## CHALLENGE
Copy every line of the data exactly, leaving nothing out.

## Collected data
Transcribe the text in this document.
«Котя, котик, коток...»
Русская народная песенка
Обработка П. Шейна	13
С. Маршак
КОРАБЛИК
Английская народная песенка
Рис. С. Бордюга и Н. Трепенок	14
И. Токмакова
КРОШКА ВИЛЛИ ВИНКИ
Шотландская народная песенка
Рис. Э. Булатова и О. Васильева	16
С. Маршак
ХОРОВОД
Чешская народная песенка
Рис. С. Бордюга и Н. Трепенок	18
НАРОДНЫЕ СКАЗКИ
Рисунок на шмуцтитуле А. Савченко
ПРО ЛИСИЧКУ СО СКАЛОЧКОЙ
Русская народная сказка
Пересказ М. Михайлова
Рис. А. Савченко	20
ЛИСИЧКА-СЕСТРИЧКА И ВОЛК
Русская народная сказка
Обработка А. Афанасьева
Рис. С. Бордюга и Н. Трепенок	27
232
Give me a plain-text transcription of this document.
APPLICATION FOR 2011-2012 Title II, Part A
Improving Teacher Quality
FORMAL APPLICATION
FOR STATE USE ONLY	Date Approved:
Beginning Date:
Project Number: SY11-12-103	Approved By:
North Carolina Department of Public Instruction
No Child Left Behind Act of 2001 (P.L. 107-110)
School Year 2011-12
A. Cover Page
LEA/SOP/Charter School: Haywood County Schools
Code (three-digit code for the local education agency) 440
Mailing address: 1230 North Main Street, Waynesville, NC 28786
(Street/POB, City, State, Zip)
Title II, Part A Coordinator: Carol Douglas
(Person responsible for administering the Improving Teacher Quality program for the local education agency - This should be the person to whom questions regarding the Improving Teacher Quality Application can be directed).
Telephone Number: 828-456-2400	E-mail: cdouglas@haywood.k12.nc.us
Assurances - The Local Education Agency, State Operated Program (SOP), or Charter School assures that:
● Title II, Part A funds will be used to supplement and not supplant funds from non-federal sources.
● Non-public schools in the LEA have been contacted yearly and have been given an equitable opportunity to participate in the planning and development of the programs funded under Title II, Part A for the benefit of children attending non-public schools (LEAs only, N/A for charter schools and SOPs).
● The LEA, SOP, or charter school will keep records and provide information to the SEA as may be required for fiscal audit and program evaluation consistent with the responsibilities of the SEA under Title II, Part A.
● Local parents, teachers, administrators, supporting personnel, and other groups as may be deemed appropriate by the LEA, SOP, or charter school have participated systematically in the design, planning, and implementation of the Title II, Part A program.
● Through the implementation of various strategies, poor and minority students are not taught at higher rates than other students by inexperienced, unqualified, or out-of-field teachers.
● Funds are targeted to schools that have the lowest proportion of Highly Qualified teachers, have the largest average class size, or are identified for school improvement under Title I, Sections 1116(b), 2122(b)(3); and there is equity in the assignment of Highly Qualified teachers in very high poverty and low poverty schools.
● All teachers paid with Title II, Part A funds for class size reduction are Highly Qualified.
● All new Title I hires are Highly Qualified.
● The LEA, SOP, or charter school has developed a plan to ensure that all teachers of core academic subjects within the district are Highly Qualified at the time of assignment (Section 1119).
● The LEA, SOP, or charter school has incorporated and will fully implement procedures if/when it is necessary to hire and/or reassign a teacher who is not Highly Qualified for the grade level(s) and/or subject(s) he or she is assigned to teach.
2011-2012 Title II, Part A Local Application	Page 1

## TASK ANSWER
Transcribe the text in this document.
«Котя, котик, коток...»
Русская народная песенка
Обработка П. Шейна	13
С. Маршак
КОРАБЛИК
Английская народная песенка
Рис. С. Бордюга и Н. Трепенок	14
И. Токмакова
КРОШКА ВИЛЛИ ВИНКИ
Шотландская народная песенка
Рис. Э. Булатова и О. Васильева	16
С. Маршак
ХОРОВОД
Чешская народная песенка
Рис. С. Бордюга и Н. Трепенок	18
НАРОДНЫЕ СКАЗКИ
Рисунок на шмуцтитуле А. Савченко
ПРО ЛИСИЧКУ СО СКАЛОЧКОЙ
Русская народная сказка
Пересказ М. Михайлова
Рис. А. Савченко	20
ЛИСИЧКА-СЕСТРИЧКА И ВОЛК
Русская народная сказка
Обработка А. Афанасьева
Рис. С. Бордюга и Н. Трепенок	27
232
Give me a plain-text transcription of this document.
APPLICATION FOR 2011-2012 Title II, Part A
Improving Teacher Quality
FORMAL APPLICATION
FOR STATE USE ONLY	Date Approved:
Beginning Date:
Project Number: SY11-12-103	Approved By:
North Carolina Department of Public Instruction
No Child Left Behind Act of 2001 (P.L. 107-110)
School Year 2011-12
A. Cover Page
LEA/SOP/Charter School: Haywood County Schools
Code (three-digit code for the local education agency) 440
Mailing address: 1230 North Main Street, Waynesville, NC 28786
(Street/POB, City, State, Zip)
Title II, Part A Coordinator: Carol Douglas
(Person responsible for administering the Improving Teacher Quality program for the local education agency - This should be the person to whom questions regarding the Improving Teacher Quality Application can be directed).
Telephone Number: 828-456-2400	E-mail: cdouglas@haywood.k12.nc.us
Assurances - The Local Education Agency, State Operated Program (SOP), or Charter School assures that:
● Title II, Part A funds will be used to supplement and not supplant funds from non-federal sources.
● Non-public schools in the LEA have been contacted yearly and have been given an equitable opportunity to participate in the planning and development of the programs funded under Title II, Part A for the benefit of children attending non-public schools (LEAs only, N/A for charter schools and SOPs).
● The LEA, SOP, or charter school will keep records and provide information to the SEA as may be required for fiscal audit and program evaluation consistent with the responsibilities of the SEA under Title II, Part A.
● Local parents, teachers, administrators, supporting personnel, and other groups as may be deemed appropriate by the LEA, SOP, or charter school have participated systematically in the design, planning, and implementation of the Title II, Part A program.
● Through the implementation of various strategies, poor and minority students are not taught at higher rates than other students by inexperienced, unqualified, or out-of-field teachers.
● Funds are targeted to schools that have the lowest proportion of Highly Qualified teachers, have the largest average class size, or are identified for school improvement under Title I, Sections 1116(b), 2122(b)(3); and there is equity in the assignment of Highly Qualified teachers in very high poverty and low poverty schools.
● All teachers paid with Title II, Part A funds for class size reduction are Highly Qualified.
● All new Title I hires are Highly Qualified.
● The LEA, SOP, or charter school has developed a plan to ensure that all teachers of core academic subjects within the district are Highly Qualified at the time of assignment (Section 1119).
● The LEA, SOP, or charter school has incorporated and will fully implement procedures if/when it is necessary to hire and/or reassign a teacher who is not Highly Qualified for the grade level(s) and/or subject(s) he or she is assigned to teach.
2011-2012 Title II, Part A Local Application	Page 1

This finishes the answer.